Texas Baptists cut money to denomination
© St. Petersburg Times, published October 31, 2000
Texas Baptists dealt a serious blow to the Southern Baptist Convention on Monday, voting to cut off $5-million in funds to protest a recent fundamentalist shift in the nation's largest Protestant denomination.
Leaders of the Baptist General Convention of Texas, by far the largest of the denomination's state groups, and officials of the Southern Baptist Convention saw the vote as a moment of truth, a warning that dissatisfaction with the national leadership's attempts to consolidate power could become serious enough to someday split the denomination.
"This is meant to indicate our grave concern over the continuing move of Southern Baptist leaders toward a more fundamentalist position," said the Rev. Charles Wade, executive director of the Baptist General Convention of Texas. He called some of the leadership's recent decisions "almost blasphemous."
Southern Baptist leaders who had traveled to the annual state convention in Corpus Christi to lobby Texas leaders were shaken by Monday's vote.
"It's a very sad day for the Southern Baptists and for the spirit of cooperation," the Rev. Bill Merrell, spokesman for the Southern Baptist Convention, said after the vote. "Many see this as the beginning of the endgame in which a new national convention will be formed."
The vote follows the defection of hundreds of churches around the country after the central leadership's June vote to ban female pastors and its declaration two years earlier that wives should "submit graciously" to their husbands.
This month, former President Jimmy Carter mailed a letter to 75,000 Baptists saying he "can no longer be associated" with the Southern Baptist Convention because the denomination's leadership has become "increasingly rigid," imposing a doctrine that "violates the basic tenets of my Christian faith."
The 2.7-million Texans, who represent nearly a fifth of Southern Baptists, voted Monday to cut most of the money -- $4-million -- they give to six Southern Baptist seminaries. Wade said the seminaries teach an "over-direct evangelizing" style at the expense of more traditional Christian social work.
Instead, they will divert that money to the three more moderate Texas Baptist seminaries. Almost half of Southern Baptist seminarians attend schools in Texas.
The Texas convention also cut off all $1-million of support to the denomination's headquarters in Nashville, which is controlled by the new leadership. Texans will continue to contribute $2-million to missionary work at home and abroad.
Perhaps more important, Texas leaders changed their constitution to actively welcome other states to join the Texas convention and serve on its committees, a move Southern Baptist leaders saw as planting the seeds of a competing denomination.
Politically, Texas leaders are not nearly as liberal as Carter. But the dispute transcends politics and involves elemental theology, the kind that historically has split denominations.

DATA LINES =>
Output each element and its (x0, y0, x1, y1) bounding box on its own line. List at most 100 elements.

YOUR TASK => Pick up the news story about Texas Baptists cutting funds to the Southern Baptist Convention where it ends, and carry it on with a few more paragraphs.

TASK RESPONSE =>
As the protesters see it, the fundamentalists who have taken over leadership of the Southern Baptist Convention in the past 20 years have changed the very nature of the 150-year-old denomination, moving it away from one that values religious autonomy -- an individual's personal experience of faith and relationship with Jesus Christ.
In its place they have established a system under which self-appointed "Baptist popes," as critics call them, become the sole interpreters of biblical truth and impose that truth on believers.
"In church history there are times when those in power have used the Bible as a club to bludgeon the conscience," Wade said. "But we believe God created us to be free moral agents."
Texas leaders specifically object to a June modification to the Baptist Faith and Message -- the closest statement the denomination has to an official creed. The statement, revised only twice before in the denomination's history, drops language that says the faith is "grounded in Jesus Christ." Instead, it says the Bible "is the source of our authority."
Southern Baptist leaders dispute those objections as based on an extreme reading of the changes.
In a World Wide Web site set up to rebut the charges, they deny "demoting Jesus" and "replacing him with a book."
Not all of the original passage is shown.